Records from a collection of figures
....
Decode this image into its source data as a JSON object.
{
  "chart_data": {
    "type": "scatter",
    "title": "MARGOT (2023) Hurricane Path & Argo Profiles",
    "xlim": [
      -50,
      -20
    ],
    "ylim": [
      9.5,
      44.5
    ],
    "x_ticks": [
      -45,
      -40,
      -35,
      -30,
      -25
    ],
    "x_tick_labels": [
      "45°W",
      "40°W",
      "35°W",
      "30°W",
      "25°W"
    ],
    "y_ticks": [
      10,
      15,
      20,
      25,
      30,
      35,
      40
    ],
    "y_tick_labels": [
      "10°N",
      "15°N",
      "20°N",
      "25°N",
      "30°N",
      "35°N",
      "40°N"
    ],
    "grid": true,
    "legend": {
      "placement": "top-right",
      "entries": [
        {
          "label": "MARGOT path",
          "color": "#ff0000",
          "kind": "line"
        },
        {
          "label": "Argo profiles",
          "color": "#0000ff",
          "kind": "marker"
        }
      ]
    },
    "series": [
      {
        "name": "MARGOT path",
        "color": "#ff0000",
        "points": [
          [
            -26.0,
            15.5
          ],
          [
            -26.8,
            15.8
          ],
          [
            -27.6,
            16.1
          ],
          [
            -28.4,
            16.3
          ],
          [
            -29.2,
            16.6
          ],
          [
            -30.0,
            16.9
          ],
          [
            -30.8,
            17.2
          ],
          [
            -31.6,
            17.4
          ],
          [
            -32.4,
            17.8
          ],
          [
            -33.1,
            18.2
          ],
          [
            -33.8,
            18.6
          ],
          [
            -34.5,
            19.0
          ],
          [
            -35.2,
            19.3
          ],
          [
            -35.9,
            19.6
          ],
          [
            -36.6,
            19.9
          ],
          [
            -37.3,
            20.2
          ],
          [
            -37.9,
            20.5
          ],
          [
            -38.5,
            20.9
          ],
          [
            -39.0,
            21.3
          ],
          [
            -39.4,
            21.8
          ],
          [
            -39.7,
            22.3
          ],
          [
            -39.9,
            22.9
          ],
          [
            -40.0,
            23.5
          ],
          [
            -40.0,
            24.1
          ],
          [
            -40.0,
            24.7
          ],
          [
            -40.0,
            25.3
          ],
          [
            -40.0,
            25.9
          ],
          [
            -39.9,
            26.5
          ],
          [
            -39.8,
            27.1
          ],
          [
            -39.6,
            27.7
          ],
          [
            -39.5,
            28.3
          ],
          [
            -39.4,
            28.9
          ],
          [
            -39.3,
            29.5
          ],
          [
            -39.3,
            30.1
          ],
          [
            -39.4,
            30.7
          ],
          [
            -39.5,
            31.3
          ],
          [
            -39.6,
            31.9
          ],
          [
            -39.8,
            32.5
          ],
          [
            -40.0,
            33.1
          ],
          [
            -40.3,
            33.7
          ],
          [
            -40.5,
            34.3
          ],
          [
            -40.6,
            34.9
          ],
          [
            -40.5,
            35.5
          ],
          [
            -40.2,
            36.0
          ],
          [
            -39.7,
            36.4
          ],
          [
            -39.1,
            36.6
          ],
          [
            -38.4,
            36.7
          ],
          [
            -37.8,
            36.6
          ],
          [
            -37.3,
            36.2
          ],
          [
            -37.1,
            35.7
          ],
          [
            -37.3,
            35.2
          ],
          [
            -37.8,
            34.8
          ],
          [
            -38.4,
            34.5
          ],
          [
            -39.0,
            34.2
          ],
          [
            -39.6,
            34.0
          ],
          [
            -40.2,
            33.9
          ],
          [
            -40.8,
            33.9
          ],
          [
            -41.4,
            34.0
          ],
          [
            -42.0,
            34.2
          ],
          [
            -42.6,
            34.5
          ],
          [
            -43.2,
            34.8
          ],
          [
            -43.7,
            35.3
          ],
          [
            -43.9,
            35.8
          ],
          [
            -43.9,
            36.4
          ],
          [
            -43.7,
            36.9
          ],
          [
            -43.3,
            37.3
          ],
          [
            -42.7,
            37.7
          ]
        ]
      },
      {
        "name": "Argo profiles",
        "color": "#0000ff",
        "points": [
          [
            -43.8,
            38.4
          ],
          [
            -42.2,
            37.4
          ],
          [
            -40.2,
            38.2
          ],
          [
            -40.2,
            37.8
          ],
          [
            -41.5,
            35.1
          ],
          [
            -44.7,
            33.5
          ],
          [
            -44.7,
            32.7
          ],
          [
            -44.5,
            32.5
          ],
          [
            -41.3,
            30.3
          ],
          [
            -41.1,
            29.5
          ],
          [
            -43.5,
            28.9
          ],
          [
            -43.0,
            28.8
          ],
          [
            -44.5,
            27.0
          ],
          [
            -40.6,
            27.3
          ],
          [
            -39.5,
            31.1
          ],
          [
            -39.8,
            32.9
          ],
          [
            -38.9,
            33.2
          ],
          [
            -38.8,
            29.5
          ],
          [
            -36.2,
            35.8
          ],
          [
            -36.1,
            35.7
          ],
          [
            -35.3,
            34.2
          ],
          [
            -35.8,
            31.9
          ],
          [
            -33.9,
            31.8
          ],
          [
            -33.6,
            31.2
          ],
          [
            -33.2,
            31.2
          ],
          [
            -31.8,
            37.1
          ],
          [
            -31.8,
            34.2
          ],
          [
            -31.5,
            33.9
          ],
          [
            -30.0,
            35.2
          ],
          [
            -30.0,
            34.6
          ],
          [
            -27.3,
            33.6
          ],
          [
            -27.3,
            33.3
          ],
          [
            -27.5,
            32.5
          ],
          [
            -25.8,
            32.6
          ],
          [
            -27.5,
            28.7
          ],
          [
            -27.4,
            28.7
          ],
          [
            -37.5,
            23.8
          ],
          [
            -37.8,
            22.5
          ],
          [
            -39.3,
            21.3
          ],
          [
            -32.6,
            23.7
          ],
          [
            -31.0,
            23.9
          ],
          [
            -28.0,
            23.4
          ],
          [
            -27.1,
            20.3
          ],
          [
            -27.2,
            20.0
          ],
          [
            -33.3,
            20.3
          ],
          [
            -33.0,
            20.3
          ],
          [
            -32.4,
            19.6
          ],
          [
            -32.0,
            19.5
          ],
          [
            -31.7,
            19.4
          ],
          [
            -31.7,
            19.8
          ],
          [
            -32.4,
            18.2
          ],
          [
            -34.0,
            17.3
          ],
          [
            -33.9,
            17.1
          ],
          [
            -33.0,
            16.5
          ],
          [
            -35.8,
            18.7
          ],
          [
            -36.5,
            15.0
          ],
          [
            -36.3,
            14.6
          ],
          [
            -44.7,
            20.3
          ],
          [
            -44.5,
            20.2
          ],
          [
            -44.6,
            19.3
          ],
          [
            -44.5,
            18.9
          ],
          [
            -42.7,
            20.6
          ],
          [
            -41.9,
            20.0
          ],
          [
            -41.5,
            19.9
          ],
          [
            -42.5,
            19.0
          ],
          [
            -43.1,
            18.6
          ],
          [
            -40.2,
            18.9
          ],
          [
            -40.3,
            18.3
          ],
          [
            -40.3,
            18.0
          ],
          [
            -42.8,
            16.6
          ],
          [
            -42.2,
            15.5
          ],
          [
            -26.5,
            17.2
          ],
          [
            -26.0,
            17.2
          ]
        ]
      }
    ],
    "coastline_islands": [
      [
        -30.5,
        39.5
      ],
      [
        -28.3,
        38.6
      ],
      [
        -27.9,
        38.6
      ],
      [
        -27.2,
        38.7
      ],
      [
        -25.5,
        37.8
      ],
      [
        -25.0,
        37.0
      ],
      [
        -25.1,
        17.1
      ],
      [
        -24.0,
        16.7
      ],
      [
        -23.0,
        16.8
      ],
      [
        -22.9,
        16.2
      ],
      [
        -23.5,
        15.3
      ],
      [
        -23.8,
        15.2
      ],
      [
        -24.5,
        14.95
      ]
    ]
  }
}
....
Stated goal
Set down the material above again, word for word.

Output for this exercise
Decode this image into its source data as a JSON object.
{
  "chart_data": {
    "type": "scatter",
    "title": "MARGOT (2023) Hurricane Path & Argo Profiles",
    "xlim": [
      -50,
      -20
    ],
    "ylim": [
      9.5,
      44.5
    ],
    "x_ticks": [
      -45,
      -40,
      -35,
      -30,
      -25
    ],
    "x_tick_labels": [
      "45°W",
      "40°W",
      "35°W",
      "30°W",
      "25°W"
    ],
    "y_ticks": [
      10,
      15,
      20,
      25,
      30,
      35,
      40
    ],
    "y_tick_labels": [
      "10°N",
      "15°N",
      "20°N",
      "25°N",
      "30°N",
      "35°N",
      "40°N"
    ],
    "grid": true,
    "legend": {
      "placement": "top-right",
      "entries": [
        {
          "label": "MARGOT path",
          "color": "#ff0000",
          "kind": "line"
        },
        {
          "label": "Argo profiles",
          "color": "#0000ff",
          "kind": "marker"
        }
      ]
    },
    "series": [
      {
        "name": "MARGOT path",
        "color": "#ff0000",
        "points": [
          [
            -26.0,
            15.5
          ],
          [
            -26.8,
            15.8
          ],
          [
            -27.6,
            16.1
          ],
          [
            -28.4,
            16.3
          ],
          [
            -29.2,
            16.6
          ],
          [
            -30.0,
            16.9
          ],
          [
            -30.8,
            17.2
          ],
          [
            -31.6,
            17.4
          ],
          [
            -32.4,
            17.8
          ],
          [
            -33.1,
            18.2
          ],
          [
            -33.8,
            18.6
          ],
          [
            -34.5,
            19.0
          ],
          [
            -35.2,
            19.3
          ],
          [
            -35.9,
            19.6
          ],
          [
            -36.6,
            19.9
          ],
          [
            -37.3,
            20.2
          ],
          [
            -37.9,
            20.5
          ],
          [
            -38.5,
            20.9
          ],
          [
            -39.0,
            21.3
          ],
          [
            -39.4,
            21.8
          ],
          [
            -39.7,
            22.3
          ],
          [
            -39.9,
            22.9
          ],
          [
            -40.0,
            23.5
          ],
          [
            -40.0,
            24.1
          ],
          [
            -40.0,
            24.7
          ],
          [
            -40.0,
            25.3
          ],
          [
            -40.0,
            25.9
          ],
          [
            -39.9,
            26.5
          ],
          [
            -39.8,
            27.1
          ],
          [
            -39.6,
            27.7
          ],
          [
            -39.5,
            28.3
          ],
          [
            -39.4,
            28.9
          ],
          [
            -39.3,
            29.5
          ],
          [
            -39.3,
            30.1
          ],
          [
            -39.4,
            30.7
          ],
          [
            -39.5,
            31.3
          ],
          [
            -39.6,
            31.9
          ],
          [
            -39.8,
            32.5
          ],
          [
            -40.0,
            33.1
          ],
          [
            -40.3,
            33.7
          ],
          [
            -40.5,
            34.3
          ],
          [
            -40.6,
            34.9
          ],
          [
            -40.5,
            35.5
          ],
          [
            -40.2,
            36.0
          ],
          [
            -39.7,
            36.4
          ],
          [
            -39.1,
            36.6
          ],
          [
            -38.4,
            36.7
          ],
          [
            -37.8,
            36.6
          ],
          [
            -37.3,
            36.2
          ],
          [
            -37.1,
            35.7
          ],
          [
            -37.3,
            35.2
          ],
          [
            -37.8,
            34.8
          ],
          [
            -38.4,
            34.5
          ],
          [
            -39.0,
            34.2
          ],
          [
            -39.6,
            34.0
          ],
          [
            -40.2,
            33.9
          ],
          [
            -40.8,
            33.9
          ],
          [
            -41.4,
            34.0
          ],
          [
            -42.0,
            34.2
          ],
          [
            -42.6,
            34.5
          ],
          [
            -43.2,
            34.8
          ],
          [
            -43.7,
            35.3
          ],
          [
            -43.9,
            35.8
          ],
          [
            -43.9,
            36.4
          ],
          [
            -43.7,
            36.9
          ],
          [
            -43.3,
            37.3
          ],
          [
            -42.7,
            37.7
          ]
        ]
      },
      {
        "name": "Argo profiles",
        "color": "#0000ff",
        "points": [
          [
            -43.8,
            38.4
          ],
          [
            -42.2,
            37.4
          ],
          [
            -40.2,
            38.2
          ],
          [
            -40.2,
            37.8
          ],
          [
            -41.5,
            35.1
          ],
          [
            -44.7,
            33.5
          ],
          [
            -44.7,
            32.7
          ],
          [
            -44.5,
            32.5
          ],
          [
            -41.3,
            30.3
          ],
          [
            -41.1,
            29.5
          ],
          [
            -43.5,
            28.9
          ],
          [
            -43.0,
            28.8
          ],
          [
            -44.5,
            27.0
          ],
          [
            -40.6,
            27.3
          ],
          [
            -39.5,
            31.1
          ],
          [
            -39.8,
            32.9
          ],
          [
            -38.9,
            33.2
          ],
          [
            -38.8,
            29.5
          ],
          [
            -36.2,
            35.8
          ],
          [
            -36.1,
            35.7
          ],
          [
            -35.3,
            34.2
          ],
          [
            -35.8,
            31.9
          ],
          [
            -33.9,
            31.8
          ],
          [
            -33.6,
            31.2
          ],
          [
            -33.2,
            31.2
          ],
          [
            -31.8,
            37.1
          ],
          [
            -31.8,
            34.2
          ],
          [
            -31.5,
            33.9
          ],
          [
            -30.0,
            35.2
          ],
          [
            -30.0,
            34.6
          ],
          [
            -27.3,
            33.6
          ],
          [
            -27.3,
            33.3
          ],
          [
            -27.5,
            32.5
          ],
          [
            -25.8,
            32.6
          ],
          [
            -27.5,
            28.7
          ],
          [
            -27.4,
            28.7
          ],
          [
            -37.5,
            23.8
          ],
          [
            -37.8,
            22.5
          ],
          [
            -39.3,
            21.3
          ],
          [
            -32.6,
            23.7
          ],
          [
            -31.0,
            23.9
          ],
          [
            -28.0,
            23.4
          ],
          [
            -27.1,
            20.3
          ],
          [
            -27.2,
            20.0
          ],
          [
            -33.3,
            20.3
          ],
          [
            -33.0,
            20.3
          ],
          [
            -32.4,
            19.6
          ],
          [
            -32.0,
            19.5
          ],
          [
            -31.7,
            19.4
          ],
          [
            -31.7,
            19.8
          ],
          [
            -32.4,
            18.2
          ],
          [
            -34.0,
            17.3
          ],
          [
            -33.9,
            17.1
          ],
          [
            -33.0,
            16.5
          ],
          [
            -35.8,
            18.7
          ],
          [
            -36.5,
            15.0
          ],
          [
            -36.3,
            14.6
          ],
          [
            -44.7,
            20.3
          ],
          [
            -44.5,
            20.2
          ],
          [
            -44.6,
            19.3
          ],
          [
            -44.5,
            18.9
          ],
          [
            -42.7,
            20.6
          ],
          [
            -41.9,
            20.0
          ],
          [
            -41.5,
            19.9
          ],
          [
            -42.5,
            19.0
          ],
          [
            -43.1,
            18.6
          ],
          [
            -40.2,
            18.9
          ],
          [
            -40.3,
            18.3
          ],
          [
            -40.3,
            18.0
          ],
          [
            -42.8,
            16.6
          ],
          [
            -42.2,
            15.5
          ],
          [
            -26.5,
            17.2
          ],
          [
            -26.0,
            17.2
          ]
        ]
      }
    ],
    "coastline_islands": [
      [
        -30.5,
        39.5
      ],
      [
        -28.3,
        38.6
      ],
      [
        -27.9,
        38.6
      ],
      [
        -27.2,
        38.7
      ],
      [
        -25.5,
        37.8
      ],
      [
        -25.0,
        37.0
      ],
      [
        -25.1,
        17.1
      ],
      [
        -24.0,
        16.7
      ],
      [
        -23.0,
        16.8
      ],
      [
        -22.9,
        16.2
      ],
      [
        -23.5,
        15.3
      ],
      [
        -23.8,
        15.2
      ],
      [
        -24.5,
        14.95
      ]
    ]
  }
}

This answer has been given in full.